• Short problem: Copy every line of the listing that holds the string "from".

• Material shown:
____

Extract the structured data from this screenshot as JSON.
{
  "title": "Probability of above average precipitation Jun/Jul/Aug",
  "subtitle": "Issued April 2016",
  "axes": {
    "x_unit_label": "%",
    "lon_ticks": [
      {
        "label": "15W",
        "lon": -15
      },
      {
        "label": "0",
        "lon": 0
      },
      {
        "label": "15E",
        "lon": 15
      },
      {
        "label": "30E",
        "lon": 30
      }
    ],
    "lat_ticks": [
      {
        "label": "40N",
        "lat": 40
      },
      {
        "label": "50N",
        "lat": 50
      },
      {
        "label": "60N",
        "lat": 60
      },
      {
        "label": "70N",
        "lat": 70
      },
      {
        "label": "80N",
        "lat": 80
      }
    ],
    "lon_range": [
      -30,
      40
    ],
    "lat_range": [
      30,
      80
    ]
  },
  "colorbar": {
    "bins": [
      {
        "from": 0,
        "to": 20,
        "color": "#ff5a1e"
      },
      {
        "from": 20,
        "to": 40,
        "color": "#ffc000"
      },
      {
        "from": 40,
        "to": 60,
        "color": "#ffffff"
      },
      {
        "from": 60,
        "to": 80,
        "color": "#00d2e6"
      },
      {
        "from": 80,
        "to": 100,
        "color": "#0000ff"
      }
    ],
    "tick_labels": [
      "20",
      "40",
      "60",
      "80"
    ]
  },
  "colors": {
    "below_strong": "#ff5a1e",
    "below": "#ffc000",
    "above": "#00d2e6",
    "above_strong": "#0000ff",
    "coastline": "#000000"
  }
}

____

• Solved exercise:
Extract the structured data from this screenshot as JSON.
        "from": 0,
        "from": 20,
        "from": 40,
        "from": 60,
        "from": 80,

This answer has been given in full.